◆ **Exercise objective**
Your task is to copy every line of the entries that contains "carrier".

[Transcribed document page entries]
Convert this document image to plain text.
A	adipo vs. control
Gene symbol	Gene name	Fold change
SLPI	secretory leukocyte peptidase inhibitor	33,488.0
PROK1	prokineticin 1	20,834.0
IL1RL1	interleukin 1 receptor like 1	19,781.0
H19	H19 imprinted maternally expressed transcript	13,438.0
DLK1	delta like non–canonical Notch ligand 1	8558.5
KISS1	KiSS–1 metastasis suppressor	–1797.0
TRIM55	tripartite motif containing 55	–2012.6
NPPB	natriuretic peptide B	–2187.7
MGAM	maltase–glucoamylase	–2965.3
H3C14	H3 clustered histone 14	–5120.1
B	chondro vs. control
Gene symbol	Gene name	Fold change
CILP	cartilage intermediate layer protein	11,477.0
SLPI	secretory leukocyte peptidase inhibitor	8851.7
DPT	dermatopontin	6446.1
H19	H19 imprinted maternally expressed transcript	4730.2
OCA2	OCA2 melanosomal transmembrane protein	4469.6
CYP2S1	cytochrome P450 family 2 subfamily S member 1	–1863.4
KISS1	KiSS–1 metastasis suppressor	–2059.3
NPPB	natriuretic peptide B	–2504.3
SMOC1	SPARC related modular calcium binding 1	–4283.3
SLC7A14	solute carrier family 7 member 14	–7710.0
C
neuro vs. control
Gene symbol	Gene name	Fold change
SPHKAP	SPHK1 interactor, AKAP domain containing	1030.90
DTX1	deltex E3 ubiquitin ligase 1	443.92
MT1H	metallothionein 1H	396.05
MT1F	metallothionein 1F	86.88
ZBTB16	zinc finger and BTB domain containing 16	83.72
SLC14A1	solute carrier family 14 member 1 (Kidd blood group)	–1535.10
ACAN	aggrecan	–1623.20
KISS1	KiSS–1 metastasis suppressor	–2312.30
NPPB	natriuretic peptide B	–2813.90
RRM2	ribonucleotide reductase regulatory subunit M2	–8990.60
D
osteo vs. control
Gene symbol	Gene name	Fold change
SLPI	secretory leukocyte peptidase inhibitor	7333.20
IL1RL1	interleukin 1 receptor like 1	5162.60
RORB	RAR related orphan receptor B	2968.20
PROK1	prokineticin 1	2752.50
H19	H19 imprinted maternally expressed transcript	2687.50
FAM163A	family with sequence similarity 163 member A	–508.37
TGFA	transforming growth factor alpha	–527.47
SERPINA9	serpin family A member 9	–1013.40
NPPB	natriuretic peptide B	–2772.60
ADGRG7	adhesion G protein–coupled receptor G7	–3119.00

◆ **Response area**
SLC7A14	solute carrier family 7 member 14	–7710.0
SLC14A1	solute carrier family 14 member 1 (Kidd blood group)	–1535.10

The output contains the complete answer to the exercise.